═════ RECORD LIST ═════

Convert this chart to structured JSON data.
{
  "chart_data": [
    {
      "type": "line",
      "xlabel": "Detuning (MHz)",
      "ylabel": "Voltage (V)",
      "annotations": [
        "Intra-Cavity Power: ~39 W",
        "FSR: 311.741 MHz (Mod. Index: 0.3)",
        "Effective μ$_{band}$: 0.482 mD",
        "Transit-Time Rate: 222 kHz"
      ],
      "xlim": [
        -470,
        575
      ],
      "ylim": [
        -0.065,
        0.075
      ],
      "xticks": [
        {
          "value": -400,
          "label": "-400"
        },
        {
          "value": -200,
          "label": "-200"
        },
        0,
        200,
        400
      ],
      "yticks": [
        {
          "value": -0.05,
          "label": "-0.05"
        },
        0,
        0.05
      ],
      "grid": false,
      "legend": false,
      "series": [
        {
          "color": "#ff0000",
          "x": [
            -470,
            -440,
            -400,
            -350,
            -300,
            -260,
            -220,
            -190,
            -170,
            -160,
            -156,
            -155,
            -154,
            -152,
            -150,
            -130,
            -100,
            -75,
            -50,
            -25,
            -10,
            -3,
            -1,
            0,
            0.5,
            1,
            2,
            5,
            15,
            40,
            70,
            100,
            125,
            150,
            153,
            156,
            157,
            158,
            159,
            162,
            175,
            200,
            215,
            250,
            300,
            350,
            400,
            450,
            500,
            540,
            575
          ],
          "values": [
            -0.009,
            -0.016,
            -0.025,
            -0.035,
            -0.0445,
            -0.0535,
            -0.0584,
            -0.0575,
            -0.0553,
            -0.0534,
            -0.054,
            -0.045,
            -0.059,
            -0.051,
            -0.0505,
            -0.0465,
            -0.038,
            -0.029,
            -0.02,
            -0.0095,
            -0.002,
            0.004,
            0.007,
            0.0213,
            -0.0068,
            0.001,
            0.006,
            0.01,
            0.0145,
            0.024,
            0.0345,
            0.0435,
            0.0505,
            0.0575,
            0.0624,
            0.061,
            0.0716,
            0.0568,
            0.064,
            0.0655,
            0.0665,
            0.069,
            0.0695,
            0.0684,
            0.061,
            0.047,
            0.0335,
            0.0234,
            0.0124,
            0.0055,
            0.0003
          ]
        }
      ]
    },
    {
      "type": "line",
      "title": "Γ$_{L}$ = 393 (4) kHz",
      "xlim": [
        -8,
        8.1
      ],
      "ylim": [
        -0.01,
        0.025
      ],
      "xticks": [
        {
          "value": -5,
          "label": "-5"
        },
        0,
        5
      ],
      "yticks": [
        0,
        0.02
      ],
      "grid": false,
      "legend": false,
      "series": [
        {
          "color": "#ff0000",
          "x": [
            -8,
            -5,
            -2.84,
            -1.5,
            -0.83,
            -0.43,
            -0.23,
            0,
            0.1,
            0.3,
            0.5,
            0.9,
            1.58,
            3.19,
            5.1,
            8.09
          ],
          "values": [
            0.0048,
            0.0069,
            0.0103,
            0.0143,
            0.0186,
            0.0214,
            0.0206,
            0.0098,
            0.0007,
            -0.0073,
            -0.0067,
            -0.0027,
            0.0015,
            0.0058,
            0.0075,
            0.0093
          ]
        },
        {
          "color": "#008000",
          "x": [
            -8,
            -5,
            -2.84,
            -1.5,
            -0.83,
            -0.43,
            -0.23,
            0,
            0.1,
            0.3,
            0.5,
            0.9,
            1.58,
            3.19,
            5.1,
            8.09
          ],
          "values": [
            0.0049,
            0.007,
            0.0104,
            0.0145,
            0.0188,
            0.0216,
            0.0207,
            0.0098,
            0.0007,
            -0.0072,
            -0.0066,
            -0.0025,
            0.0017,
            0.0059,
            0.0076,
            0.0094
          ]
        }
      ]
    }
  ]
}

═════

(DIRECTIONS FOR THIS TASK):
Reproduce each line verbatim.

(SOLUTION TO THE EXERCISE):
Convert this chart to structured JSON data.
{
  "chart_data": [
    {
      "type": "line",
      "xlabel": "Detuning (MHz)",
      "ylabel": "Voltage (V)",
      "annotations": [
        "Intra-Cavity Power: ~39 W",
        "FSR: 311.741 MHz (Mod. Index: 0.3)",
        "Effective μ$_{band}$: 0.482 mD",
        "Transit-Time Rate: 222 kHz"
      ],
      "xlim": [
        -470,
        575
      ],
      "ylim": [
        -0.065,
        0.075
      ],
      "xticks": [
        {
          "value": -400,
          "label": "-400"
        },
        {
          "value": -200,
          "label": "-200"
        },
        0,
        200,
        400
      ],
      "yticks": [
        {
          "value": -0.05,
          "label": "-0.05"
        },
        0,
        0.05
      ],
      "grid": false,
      "legend": false,
      "series": [
        {
          "color": "#ff0000",
          "x": [
            -470,
            -440,
            -400,
            -350,
            -300,
            -260,
            -220,
            -190,
            -170,
            -160,
            -156,
            -155,
            -154,
            -152,
            -150,
            -130,
            -100,
            -75,
            -50,
            -25,
            -10,
            -3,
            -1,
            0,
            0.5,
            1,
            2,
            5,
            15,
            40,
            70,
            100,
            125,
            150,
            153,
            156,
            157,
            158,
            159,
            162,
            175,
            200,
            215,
            250,
            300,
            350,
            400,
            450,
            500,
            540,
            575
          ],
          "values": [
            -0.009,
            -0.016,
            -0.025,
            -0.035,
            -0.0445,
            -0.0535,
            -0.0584,
            -0.0575,
            -0.0553,
            -0.0534,
            -0.054,
            -0.045,
            -0.059,
            -0.051,
            -0.0505,
            -0.0465,
            -0.038,
            -0.029,
            -0.02,
            -0.0095,
            -0.002,
            0.004,
            0.007,
            0.0213,
            -0.0068,
            0.001,
            0.006,
            0.01,
            0.0145,
            0.024,
            0.0345,
            0.0435,
            0.0505,
            0.0575,
            0.0624,
            0.061,
            0.0716,
            0.0568,
            0.064,
            0.0655,
            0.0665,
            0.069,
            0.0695,
            0.0684,
            0.061,
            0.047,
            0.0335,
            0.0234,
            0.0124,
            0.0055,
            0.0003
          ]
        }
      ]
    },
    {
      "type": "line",
      "title": "Γ$_{L}$ = 393 (4) kHz",
      "xlim": [
        -8,
        8.1
      ],
      "ylim": [
        -0.01,
        0.025
      ],
      "xticks": [
        {
          "value": -5,
          "label": "-5"
        },
        0,
        5
      ],
      "yticks": [
        0,
        0.02
      ],
      "grid": false,
      "legend": false,
      "series": [
        {
          "color": "#ff0000",
          "x": [
            -8,
            -5,
            -2.84,
            -1.5,
            -0.83,
            -0.43,
            -0.23,
            0,
            0.1,
            0.3,
            0.5,
            0.9,
            1.58,
            3.19,
            5.1,
            8.09
          ],
          "values": [
            0.0048,
            0.0069,
            0.0103,
            0.0143,
            0.0186,
            0.0214,
            0.0206,
            0.0098,
            0.0007,
            -0.0073,
            -0.0067,
            -0.0027,
            0.0015,
            0.0058,
            0.0075,
            0.0093
          ]
        },
        {
          "color": "#008000",
          "x": [
            -8,
            -5,
            -2.84,
            -1.5,
            -0.83,
            -0.43,
            -0.23,
            0,
            0.1,
            0.3,
            0.5,
            0.9,
            1.58,
            3.19,
            5.1,
            8.09
          ],
          "values": [
            0.0049,
            0.007,
            0.0104,
            0.0145,
            0.0188,
            0.0216,
            0.0207,
            0.0098,
            0.0007,
            -0.0072,
            -0.0066,
            -0.0025,
            0.0017,
            0.0059,
            0.0076,
            0.0094
          ]
        }
      ]
    }
  ]
}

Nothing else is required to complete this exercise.